----- Reading passage
On 24th July 2018, we published a report on how well The Hillingdon Hospitals NHS Foundation Trust uses its resources. The ratings from this report are:

  • Use of resources: Requires improvement  
  • Combined rating: Requires improvement  

Read more about use of resources ratings

Inspection Summary


Overall summary & rating

Requires improvement

Updated 24 July 2018

Our rating of the trust stayed the same. We rated it as requires improvement because:

  • We rated safe and well-led at Hillingdon Hospital as inadequate; effective and responsive as requires improvement, and caring as good. We rated three of the trust’s 12 core services as good, three as requires improvement and two service as inadequate. In rating the trust, we took into account the current ratings of the four services at Mount Vernon Hospital not inspected this time.
  • We rated well-led for the trust overall as requires improvement.
Inspection areas

Safe

Inadequate

Updated 24 July 2018

Our rating of safe went down. We rated safe as inadequate.

  • There was deterioration in infection prevention and control since the time of the last inspection. We found inconsistencies in hand hygiene practice amongst staff, during ward rounds.
  • Medicines were not always appropriately stored or checked in the ED.
  • There was poor recognition of sepsis.
  • There had been some improvement to safe levels of staffing. However some services within the trust did not have enough permanent nursing and medical staff to ensure the provision of safe care and treatment. However, they used bank and agency staff to cover gaps in the staff provision.
  • We found out of date copies of the major incident plan on some wards and this was against the trust’s own policy.
  • The trust had not improved in relation to the testing of portable electrical equipment. We found that not all portable appliances had been tested.
  • We were not assured that high-risk patient groups were screened for MRSA at pre-admission.
  • Staff did not always maintain appropriate records of patients’ care and treatment. Records were not always clear, up-to-date and available to all staff providing care.
  • We were not assured that the laser service met the Medicines and Healthcare Products Regulatory Agency safety standards.

However:

  • Staff were confident about how to record incidents. Staff recognised incidents and near misses and reported them appropriately. Senior staff investigated incidents and shared lessons learnt with staff. There was an open and constructive culture of sharing and learning from incidents.
  • There had been an improvement in relation to safety monitoring and the collection and display of safety information on the wards.
  • There was consistent and effective use of National Early Warning Scores (NEWS) including appropriate escalation.
  • Staff demonstrated an awareness of safeguarding procedures and how to recognise if someone was at risk, or had been exposed to abuse. There was a clear and effective process to ensure that potential safeguarding concerns were escalated.

Effective

Requires improvement

Updated 24 July 2018

Our rating of effective stayed the same. We rated effective as requires improvement.

  • There was low participation in clinical audits and the trust performed poorly in some.
  • Appraisal rates were low in some areas.
----------
----- Raw data
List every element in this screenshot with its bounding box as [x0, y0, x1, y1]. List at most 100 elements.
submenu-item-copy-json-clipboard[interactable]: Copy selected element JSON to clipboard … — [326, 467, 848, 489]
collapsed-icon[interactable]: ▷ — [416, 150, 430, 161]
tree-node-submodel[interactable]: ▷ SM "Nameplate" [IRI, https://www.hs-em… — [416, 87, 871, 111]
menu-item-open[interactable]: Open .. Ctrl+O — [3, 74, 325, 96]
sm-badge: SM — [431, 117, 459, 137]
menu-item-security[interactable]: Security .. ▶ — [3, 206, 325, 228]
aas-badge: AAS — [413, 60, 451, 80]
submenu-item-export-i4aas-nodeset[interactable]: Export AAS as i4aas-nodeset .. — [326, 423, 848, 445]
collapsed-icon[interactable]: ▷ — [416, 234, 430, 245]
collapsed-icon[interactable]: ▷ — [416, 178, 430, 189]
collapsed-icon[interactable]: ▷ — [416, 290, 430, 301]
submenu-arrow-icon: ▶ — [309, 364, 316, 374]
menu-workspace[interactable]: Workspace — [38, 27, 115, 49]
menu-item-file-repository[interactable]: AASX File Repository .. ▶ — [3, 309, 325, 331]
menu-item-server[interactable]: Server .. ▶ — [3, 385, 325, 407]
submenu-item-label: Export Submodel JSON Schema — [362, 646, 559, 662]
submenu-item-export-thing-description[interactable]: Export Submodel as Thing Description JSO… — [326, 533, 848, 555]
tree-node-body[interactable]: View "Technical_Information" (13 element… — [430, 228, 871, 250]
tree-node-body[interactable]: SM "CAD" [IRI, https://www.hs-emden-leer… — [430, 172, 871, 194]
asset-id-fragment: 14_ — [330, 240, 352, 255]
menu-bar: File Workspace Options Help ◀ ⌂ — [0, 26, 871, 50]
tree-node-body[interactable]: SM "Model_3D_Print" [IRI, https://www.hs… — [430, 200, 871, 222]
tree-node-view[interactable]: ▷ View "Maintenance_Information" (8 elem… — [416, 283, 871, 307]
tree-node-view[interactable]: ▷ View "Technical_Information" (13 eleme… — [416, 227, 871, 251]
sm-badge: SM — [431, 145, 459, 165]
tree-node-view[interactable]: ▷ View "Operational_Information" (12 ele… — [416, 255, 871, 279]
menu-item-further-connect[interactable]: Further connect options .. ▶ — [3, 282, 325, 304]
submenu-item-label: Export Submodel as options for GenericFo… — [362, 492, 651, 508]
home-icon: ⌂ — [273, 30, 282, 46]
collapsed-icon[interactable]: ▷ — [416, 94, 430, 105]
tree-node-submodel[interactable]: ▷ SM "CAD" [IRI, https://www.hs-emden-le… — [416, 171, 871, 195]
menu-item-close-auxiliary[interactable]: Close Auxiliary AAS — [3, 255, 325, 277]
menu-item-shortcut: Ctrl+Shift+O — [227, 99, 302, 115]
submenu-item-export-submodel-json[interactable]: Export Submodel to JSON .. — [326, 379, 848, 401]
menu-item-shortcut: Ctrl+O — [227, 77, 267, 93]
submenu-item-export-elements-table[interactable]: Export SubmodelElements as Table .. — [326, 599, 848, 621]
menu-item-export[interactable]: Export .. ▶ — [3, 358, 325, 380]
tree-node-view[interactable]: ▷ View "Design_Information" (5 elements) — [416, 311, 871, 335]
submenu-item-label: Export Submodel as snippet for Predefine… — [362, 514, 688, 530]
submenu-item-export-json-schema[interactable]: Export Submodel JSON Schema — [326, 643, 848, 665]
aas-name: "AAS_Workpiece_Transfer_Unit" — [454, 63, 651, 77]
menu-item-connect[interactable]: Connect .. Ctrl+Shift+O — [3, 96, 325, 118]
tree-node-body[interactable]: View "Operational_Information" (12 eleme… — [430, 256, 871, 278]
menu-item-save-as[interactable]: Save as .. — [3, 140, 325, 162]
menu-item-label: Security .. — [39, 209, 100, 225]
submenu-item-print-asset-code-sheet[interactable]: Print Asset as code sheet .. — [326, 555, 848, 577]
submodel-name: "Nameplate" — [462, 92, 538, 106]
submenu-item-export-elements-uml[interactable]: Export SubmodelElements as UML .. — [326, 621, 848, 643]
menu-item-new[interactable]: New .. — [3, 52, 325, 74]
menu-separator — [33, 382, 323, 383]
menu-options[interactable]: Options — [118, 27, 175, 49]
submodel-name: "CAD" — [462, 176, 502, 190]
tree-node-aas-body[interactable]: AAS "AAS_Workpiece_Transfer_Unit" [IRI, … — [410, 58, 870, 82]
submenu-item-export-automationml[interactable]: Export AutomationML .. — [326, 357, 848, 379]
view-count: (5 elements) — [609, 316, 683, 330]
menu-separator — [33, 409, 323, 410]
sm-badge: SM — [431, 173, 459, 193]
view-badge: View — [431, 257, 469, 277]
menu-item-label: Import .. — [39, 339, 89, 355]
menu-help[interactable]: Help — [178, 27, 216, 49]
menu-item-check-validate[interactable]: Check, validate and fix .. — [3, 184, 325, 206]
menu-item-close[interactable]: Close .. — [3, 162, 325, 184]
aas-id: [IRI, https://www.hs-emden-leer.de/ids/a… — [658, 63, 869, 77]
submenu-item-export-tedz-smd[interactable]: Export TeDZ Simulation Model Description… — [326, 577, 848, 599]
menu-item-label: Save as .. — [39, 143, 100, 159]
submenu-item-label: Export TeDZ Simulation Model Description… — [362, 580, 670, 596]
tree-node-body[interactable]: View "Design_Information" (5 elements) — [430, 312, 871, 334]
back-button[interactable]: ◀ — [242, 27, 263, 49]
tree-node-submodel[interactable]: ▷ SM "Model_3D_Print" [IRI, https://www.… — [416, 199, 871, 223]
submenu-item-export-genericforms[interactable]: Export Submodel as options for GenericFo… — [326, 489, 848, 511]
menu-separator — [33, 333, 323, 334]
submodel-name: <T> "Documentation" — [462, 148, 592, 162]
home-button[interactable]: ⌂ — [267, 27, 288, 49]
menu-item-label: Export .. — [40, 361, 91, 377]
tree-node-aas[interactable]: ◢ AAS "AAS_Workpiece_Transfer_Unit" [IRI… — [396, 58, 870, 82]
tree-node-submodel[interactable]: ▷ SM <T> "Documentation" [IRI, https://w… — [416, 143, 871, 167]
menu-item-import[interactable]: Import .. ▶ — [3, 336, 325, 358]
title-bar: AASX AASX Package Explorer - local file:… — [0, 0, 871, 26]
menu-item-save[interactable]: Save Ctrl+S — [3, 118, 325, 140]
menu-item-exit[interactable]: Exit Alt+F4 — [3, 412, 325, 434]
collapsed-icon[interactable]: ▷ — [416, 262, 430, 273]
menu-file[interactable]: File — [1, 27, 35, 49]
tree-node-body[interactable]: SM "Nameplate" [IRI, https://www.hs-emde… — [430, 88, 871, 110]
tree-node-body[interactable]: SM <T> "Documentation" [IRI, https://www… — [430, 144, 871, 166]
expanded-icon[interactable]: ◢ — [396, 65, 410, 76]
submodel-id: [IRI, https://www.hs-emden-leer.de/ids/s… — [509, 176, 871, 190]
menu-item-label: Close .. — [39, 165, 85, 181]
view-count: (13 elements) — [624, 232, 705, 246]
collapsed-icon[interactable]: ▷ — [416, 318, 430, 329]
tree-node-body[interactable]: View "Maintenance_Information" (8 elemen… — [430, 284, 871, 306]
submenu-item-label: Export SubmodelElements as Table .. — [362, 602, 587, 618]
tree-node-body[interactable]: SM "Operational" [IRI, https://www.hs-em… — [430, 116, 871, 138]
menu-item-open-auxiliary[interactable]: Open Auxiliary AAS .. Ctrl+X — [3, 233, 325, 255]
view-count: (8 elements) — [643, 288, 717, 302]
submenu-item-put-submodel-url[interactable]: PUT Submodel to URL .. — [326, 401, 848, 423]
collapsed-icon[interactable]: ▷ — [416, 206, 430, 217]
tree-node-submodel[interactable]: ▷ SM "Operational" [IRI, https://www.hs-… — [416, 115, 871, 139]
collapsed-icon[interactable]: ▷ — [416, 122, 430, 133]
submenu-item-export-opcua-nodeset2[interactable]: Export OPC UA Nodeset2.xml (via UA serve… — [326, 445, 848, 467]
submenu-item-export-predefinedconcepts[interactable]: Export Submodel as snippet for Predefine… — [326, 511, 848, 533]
----------
◆ **What is expected**
Continue the hospital trust inspection report from the point where it stops.

◆ **Answer box**
  • Staff did not always understand their roles and responsibilities in relation to the Mental Capacity Act 2005, in particular in relation to Deprivation of Liberty Safeguards (DoLS).
  • The trust did not audit the World Health Organisation (WHO) five steps to safer surgery in 2017.
  • There were no pre-operative fasting audits for patients fasting before surgery.
  • The trust did not always actively monitor the effectiveness of care and treatment and use this information to improve services.

However:

  • There was a multidisciplinary approach to patient care and staff worked well together to deliver an effective service.
  • The trust provided care and treatment based on national guidance and evidence of its effectiveness. Managers checked to make sure staff followed guidance.
  • All staff had access to an electronic records system that they could all update.
  • The hospital had a dedicated pain team. There was good documentation for recording pain. Patients we spoke with told us that there was good pain management.

Caring

Good

Updated 24 July 2018

Our rating of caring stayed the same. We rated caring as good.

  • Staff cared for patients with compassion. Staff treated patients and their families with dignity, kindness and respect. We observed positive and compassionate interactions between staff and patients.
  • Staff involved patients and those close to them in decisions about their care and treatment. Patients and their relatives were kept informed of ongoing plans and treatment. They told us that they felt involved in the decision-making process and were given clear information about their treatment.
  • Relatives were happy with the communication and information given to them from staff.
  • Staff provided emotional support to patients to minimise their distress.

Responsive

Requires improvement

Updated 24 July 2018

Our rating of responsive stayed the same. We rated responsive as requires improvement.

  • The trust did not meet the target to admit, discharge, or transfer and did not meet the standard that patients should wait no more than one hour for initial treatment.
  • The A&E waiting area for patients who attended by their own means was very crowded with insufficient seating.
  • We found that staff had poor awareness of the needs of people with learning disabilities.
  • Translation services were not always offered to patients.
  • The trust provided a range of information leaflets including support groups. However, similarly to the last inspection we did not see any information printed in any other language.
  • Space within the surgery division was not suitable for inpatients due to the lack of essential equipment and washing facilities.
  • The trust’s investigation and closure of complaints was not in line with their complaints policy which states complaints should be completed in 30 days.
  • Since the last inspection, there had been limited improvement in the facilities on the ITU for relatives and visitors.
  • There were limited examples of departments supporting patients to manage their own health.
  • The bereavement service had limited opening hours and inappropriate waiting areas for bereaved family members
  • There was a large backlog of estates maintenance.

However:

  • The trust planned and provided services in a way that met the needs of local people The trust had a frailty pathway, supported by specialists, to safely reduce admissions and length of stay for elderly patients and ambulatory care pathways.
  • The trust delivered a broad range of services including speciality and one-stop clinics.
  • There was a mental health matron seconded from a local trust who supported staff to offer a better patient experience to those with mental health issues.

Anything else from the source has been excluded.